→ **Problem to solve**:
State how many lines in the listing below include the word "heading". Give nothing but the number.

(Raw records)
'''
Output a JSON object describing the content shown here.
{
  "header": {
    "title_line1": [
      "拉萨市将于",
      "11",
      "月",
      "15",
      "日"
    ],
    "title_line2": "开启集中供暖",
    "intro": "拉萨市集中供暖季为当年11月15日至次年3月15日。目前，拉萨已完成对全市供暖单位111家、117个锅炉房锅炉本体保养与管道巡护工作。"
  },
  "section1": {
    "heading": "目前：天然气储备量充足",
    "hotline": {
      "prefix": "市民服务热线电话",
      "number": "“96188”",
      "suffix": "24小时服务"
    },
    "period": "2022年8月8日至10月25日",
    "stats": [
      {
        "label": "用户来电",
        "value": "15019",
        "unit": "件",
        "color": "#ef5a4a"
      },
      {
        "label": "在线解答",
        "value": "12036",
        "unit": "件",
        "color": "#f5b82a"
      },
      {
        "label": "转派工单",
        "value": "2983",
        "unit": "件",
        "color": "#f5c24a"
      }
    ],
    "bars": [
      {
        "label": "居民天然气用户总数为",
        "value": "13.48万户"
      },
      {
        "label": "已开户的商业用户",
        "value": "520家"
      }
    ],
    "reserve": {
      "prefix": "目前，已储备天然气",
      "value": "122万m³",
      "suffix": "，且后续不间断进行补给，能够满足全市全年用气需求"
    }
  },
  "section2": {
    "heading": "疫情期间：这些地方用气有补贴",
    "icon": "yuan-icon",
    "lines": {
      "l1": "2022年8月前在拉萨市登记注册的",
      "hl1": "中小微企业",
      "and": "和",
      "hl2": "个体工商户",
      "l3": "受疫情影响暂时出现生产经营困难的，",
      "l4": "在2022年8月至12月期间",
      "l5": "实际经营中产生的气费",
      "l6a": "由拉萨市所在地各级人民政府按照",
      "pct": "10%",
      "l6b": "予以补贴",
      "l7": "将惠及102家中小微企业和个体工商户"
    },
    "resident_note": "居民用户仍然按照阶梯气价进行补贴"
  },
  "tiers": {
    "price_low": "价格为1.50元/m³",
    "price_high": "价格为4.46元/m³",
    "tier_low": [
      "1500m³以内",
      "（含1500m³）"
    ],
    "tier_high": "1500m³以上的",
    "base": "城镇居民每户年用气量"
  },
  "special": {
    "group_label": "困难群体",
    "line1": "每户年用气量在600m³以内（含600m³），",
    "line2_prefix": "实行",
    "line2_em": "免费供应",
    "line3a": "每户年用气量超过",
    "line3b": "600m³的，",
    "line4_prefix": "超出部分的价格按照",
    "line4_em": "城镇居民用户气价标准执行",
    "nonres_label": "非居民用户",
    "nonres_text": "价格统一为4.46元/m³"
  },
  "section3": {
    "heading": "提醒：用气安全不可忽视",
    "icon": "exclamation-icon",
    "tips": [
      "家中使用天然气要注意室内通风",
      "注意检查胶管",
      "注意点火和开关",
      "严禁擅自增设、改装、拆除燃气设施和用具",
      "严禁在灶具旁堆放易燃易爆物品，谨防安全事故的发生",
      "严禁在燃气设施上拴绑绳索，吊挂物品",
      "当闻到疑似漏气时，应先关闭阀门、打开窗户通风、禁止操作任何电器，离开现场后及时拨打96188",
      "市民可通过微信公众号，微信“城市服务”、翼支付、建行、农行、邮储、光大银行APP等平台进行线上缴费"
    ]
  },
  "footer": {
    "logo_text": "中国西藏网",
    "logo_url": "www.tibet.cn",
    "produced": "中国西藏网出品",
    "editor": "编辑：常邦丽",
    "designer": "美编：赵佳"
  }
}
'''
→ **Final result**:
3